* start *

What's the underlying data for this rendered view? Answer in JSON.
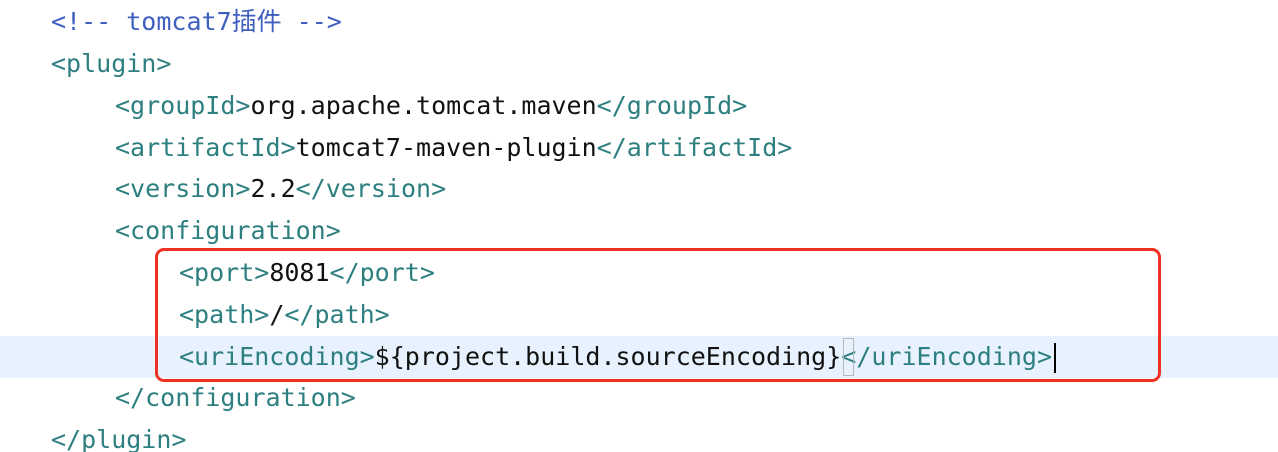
{
  "editor": {
    "lines": [
      {
        "id": "comment",
        "comment": "<!-- tomcat7插件 -->"
      },
      {
        "id": "plugin-open",
        "open": "<plugin>"
      },
      {
        "id": "groupid",
        "open": "<groupId>",
        "text": "org.apache.tomcat.maven",
        "close": "</groupId>"
      },
      {
        "id": "artifactid",
        "open": "<artifactId>",
        "text": "tomcat7-maven-plugin",
        "close": "</artifactId>"
      },
      {
        "id": "version",
        "open": "<version>",
        "text": "2.2",
        "close": "</version>"
      },
      {
        "id": "configuration-open",
        "open": "<configuration>"
      },
      {
        "id": "port",
        "open": "<port>",
        "text": "8081",
        "close": "</port>"
      },
      {
        "id": "path",
        "open": "<path>",
        "text": "/",
        "close": "</path>"
      },
      {
        "id": "uriencoding",
        "open": "<uriEncoding>",
        "text": "${project.build.sourceEncoding}",
        "close_lt": "<",
        "close_rest": "/uriEncoding>"
      },
      {
        "id": "configuration-close",
        "close": "</configuration>"
      },
      {
        "id": "plugin-close",
        "close": "</plugin>"
      }
    ],
    "highlight_color": "#ee3124",
    "tag_color": "#2e7f80",
    "comment_color": "#3f5fbf",
    "current_line_color": "#e8f2fe"
  }
}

* end *

▶ Work to complete: Copy each line of the entries that includes the word "open".

▶ Solution for this task:
        "id": "plugin-open",
        "open": "<plugin>"
        "open": "<groupId>",
        "open": "<artifactId>",
        "open": "<version>",
        "id": "configuration-open",
        "open": "<configuration>"
        "open": "<port>",
        "open": "<path>",
        "open": "<uriEncoding>",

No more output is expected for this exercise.